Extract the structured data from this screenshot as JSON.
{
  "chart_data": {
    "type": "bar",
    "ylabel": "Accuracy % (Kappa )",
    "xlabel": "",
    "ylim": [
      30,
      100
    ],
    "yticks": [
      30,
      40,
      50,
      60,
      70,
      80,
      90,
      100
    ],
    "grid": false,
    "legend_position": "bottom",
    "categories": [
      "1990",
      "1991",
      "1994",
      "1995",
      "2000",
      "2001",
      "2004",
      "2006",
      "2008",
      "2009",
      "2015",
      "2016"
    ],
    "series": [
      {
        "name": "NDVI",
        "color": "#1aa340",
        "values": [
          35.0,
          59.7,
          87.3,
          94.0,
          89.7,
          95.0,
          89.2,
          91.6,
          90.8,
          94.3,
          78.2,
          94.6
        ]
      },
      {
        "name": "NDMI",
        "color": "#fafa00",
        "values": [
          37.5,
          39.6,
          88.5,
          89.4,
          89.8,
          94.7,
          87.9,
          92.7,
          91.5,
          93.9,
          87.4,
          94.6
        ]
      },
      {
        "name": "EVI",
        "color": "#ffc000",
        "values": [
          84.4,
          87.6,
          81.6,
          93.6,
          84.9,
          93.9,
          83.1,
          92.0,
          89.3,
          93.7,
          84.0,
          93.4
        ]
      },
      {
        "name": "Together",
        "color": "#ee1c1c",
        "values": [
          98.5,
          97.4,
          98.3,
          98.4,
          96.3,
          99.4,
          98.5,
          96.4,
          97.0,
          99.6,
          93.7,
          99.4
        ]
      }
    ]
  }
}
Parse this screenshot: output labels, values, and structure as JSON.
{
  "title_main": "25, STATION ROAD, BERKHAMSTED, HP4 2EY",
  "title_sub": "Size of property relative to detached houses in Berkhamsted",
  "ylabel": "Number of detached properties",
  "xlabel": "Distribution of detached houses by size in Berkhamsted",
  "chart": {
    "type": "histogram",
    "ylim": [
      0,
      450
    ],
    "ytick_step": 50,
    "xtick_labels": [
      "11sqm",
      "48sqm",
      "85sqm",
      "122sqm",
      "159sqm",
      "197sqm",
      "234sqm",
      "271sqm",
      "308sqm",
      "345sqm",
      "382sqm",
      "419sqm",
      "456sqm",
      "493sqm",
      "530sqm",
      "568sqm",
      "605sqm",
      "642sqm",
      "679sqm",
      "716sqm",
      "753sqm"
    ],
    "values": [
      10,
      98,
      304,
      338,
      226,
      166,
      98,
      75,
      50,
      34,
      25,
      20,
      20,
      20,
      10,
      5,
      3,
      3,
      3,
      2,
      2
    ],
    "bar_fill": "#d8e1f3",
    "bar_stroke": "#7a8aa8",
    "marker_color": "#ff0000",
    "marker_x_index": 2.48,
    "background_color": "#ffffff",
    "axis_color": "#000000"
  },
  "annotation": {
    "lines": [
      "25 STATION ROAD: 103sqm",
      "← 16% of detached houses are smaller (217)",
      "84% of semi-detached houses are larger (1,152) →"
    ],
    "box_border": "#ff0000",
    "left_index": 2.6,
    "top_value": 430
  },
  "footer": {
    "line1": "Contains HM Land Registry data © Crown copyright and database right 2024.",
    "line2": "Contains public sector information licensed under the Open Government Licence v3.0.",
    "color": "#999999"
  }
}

□ □ □

Your answer should be a single number: the count of lines in the listing that contain the word "houses".

> Answer for this exercise:
4